The exercise
Begin at the line below that contains "Enumerate this screenshot's". Repeat it and all remaining lines of the records exactly.

● ● ● ●

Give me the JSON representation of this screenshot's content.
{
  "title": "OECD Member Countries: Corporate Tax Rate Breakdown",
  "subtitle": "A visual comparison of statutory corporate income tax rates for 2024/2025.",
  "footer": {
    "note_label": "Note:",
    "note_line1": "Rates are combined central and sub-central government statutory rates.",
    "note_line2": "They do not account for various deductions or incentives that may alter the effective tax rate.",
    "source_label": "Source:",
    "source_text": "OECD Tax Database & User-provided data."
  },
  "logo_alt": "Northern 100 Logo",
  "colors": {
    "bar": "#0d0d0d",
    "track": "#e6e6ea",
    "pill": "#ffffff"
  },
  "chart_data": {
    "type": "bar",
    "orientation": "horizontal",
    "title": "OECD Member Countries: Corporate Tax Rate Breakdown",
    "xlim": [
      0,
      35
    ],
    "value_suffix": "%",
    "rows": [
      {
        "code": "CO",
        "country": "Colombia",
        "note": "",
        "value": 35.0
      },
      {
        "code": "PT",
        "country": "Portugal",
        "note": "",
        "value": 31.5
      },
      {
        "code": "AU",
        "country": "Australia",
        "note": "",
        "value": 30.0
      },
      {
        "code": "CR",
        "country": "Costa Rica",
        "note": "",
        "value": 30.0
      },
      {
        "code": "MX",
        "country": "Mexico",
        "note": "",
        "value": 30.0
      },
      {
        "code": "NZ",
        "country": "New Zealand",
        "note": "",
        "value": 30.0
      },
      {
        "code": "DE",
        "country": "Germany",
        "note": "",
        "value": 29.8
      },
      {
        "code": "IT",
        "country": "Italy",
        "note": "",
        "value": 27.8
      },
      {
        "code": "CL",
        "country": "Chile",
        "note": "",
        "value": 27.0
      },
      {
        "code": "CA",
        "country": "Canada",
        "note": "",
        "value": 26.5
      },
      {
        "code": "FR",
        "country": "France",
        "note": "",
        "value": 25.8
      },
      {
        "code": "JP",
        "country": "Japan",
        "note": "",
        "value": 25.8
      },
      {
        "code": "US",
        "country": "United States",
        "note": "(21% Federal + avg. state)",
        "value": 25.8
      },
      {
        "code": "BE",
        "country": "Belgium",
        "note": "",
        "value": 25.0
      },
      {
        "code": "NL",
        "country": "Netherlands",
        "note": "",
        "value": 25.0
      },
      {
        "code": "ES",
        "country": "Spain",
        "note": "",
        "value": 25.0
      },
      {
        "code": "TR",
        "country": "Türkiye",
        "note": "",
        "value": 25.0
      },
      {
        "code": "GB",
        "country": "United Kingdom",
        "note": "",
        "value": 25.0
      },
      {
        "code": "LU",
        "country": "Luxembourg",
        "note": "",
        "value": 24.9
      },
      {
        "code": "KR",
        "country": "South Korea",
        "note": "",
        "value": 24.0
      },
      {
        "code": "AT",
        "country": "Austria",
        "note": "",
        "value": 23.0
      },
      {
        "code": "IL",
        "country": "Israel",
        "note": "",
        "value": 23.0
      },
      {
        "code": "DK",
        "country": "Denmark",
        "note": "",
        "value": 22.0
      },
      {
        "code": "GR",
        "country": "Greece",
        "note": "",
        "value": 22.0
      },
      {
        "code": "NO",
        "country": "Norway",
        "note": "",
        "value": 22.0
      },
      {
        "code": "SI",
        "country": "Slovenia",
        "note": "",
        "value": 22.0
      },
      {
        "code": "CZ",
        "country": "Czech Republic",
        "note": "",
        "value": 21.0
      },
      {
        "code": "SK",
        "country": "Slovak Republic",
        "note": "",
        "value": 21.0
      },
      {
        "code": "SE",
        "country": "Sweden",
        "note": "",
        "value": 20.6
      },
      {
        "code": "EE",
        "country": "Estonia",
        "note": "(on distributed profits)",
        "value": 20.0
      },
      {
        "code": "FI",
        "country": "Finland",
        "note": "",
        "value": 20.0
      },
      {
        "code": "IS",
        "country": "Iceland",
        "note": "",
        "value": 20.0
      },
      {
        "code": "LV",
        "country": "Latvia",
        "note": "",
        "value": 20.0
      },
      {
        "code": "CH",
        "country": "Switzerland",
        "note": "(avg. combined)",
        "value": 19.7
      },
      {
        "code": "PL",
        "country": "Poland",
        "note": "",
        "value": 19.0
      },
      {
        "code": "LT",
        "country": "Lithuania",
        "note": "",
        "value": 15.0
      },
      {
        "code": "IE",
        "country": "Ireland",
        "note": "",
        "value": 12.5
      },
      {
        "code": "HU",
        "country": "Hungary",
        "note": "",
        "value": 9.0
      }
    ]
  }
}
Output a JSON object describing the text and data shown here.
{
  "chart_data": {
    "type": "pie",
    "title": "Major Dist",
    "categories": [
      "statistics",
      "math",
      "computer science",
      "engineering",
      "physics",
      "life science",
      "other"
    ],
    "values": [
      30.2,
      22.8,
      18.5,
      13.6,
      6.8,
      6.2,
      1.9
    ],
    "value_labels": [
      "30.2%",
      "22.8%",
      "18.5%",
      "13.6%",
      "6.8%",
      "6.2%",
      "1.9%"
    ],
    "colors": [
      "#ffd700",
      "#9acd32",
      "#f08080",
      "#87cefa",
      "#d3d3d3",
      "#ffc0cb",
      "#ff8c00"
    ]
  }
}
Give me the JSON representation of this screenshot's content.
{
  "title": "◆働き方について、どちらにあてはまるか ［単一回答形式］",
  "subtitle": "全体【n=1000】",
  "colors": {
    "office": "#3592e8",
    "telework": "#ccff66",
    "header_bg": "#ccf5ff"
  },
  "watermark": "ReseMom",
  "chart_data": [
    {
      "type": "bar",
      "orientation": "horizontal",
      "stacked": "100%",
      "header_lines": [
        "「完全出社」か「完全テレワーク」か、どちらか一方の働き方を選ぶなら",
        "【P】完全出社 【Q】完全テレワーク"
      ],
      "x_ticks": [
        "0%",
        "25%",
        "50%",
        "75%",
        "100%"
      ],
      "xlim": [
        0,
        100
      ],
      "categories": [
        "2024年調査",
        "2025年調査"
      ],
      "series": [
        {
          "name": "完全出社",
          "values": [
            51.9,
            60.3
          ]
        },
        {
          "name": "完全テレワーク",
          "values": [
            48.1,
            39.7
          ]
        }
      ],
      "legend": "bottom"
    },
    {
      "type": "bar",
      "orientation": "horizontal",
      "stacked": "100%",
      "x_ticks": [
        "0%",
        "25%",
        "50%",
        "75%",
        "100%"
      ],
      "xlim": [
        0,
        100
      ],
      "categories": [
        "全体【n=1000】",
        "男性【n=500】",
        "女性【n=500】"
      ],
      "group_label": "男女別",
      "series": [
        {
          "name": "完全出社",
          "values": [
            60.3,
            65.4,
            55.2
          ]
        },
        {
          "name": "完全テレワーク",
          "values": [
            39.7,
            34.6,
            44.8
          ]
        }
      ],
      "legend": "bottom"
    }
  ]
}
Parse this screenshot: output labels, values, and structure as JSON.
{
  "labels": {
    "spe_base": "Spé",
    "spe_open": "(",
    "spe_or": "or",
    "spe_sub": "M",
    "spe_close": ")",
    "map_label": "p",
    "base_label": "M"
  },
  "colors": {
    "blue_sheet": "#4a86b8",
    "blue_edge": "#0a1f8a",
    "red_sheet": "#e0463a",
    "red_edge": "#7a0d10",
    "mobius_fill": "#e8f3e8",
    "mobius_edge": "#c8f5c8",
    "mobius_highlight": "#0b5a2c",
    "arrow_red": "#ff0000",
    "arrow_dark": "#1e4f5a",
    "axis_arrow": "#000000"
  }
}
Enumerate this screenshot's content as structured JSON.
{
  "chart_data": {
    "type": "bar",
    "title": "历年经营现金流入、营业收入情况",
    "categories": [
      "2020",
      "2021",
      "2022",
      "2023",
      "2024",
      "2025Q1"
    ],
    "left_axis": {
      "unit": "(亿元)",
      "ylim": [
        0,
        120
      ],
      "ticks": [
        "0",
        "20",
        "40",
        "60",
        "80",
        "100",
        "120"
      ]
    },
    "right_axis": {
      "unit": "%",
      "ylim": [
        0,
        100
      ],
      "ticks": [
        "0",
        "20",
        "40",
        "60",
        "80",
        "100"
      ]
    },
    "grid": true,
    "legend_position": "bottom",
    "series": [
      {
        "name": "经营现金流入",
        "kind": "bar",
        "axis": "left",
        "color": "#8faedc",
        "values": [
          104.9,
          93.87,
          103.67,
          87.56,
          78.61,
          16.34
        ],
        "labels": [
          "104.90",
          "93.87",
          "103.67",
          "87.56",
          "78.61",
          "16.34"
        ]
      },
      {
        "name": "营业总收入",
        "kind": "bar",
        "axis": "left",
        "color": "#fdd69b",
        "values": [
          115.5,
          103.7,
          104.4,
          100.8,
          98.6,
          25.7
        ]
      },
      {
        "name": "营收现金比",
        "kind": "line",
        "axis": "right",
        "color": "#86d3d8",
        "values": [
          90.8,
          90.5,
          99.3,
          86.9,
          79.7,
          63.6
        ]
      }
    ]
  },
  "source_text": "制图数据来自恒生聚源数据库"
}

● ● ● ●

Exercise output
Enumerate this screenshot's content as structured JSON.
{
  "chart_data": {
    "type": "bar",
    "title": "历年经营现金流入、营业收入情况",
    "categories": [
      "2020",
      "2021",
      "2022",
      "2023",
      "2024",
      "2025Q1"
    ],
    "left_axis": {
      "unit": "(亿元)",
      "ylim": [
        0,
        120
      ],
      "ticks": [
        "0",
        "20",
        "40",
        "60",
        "80",
        "100",
        "120"
      ]
    },
    "right_axis": {
      "unit": "%",
      "ylim": [
        0,
        100
      ],
      "ticks": [
        "0",
        "20",
        "40",
        "60",
        "80",
        "100"
      ]
    },
    "grid": true,
    "legend_position": "bottom",
    "series": [
      {
        "name": "经营现金流入",
        "kind": "bar",
        "axis": "left",
        "color": "#8faedc",
        "values": [
          104.9,
          93.87,
          103.67,
          87.56,
          78.61,
          16.34
        ],
        "labels": [
          "104.90",
          "93.87",
          "103.67",
          "87.56",
          "78.61",
          "16.34"
        ]
      },
      {
        "name": "营业总收入",
        "kind": "bar",
        "axis": "left",
        "color": "#fdd69b",
        "values": [
          115.5,
          103.7,
          104.4,
          100.8,
          98.6,
          25.7
        ]
      },
      {
        "name": "营收现金比",
        "kind": "line",
        "axis": "right",
        "color": "#86d3d8",
        "values": [
          90.8,
          90.5,
          99.3,
          86.9,
          79.7,
          63.6
        ]
      }
    ]
  },
  "source_text": "制图数据来自恒生聚源数据库"
}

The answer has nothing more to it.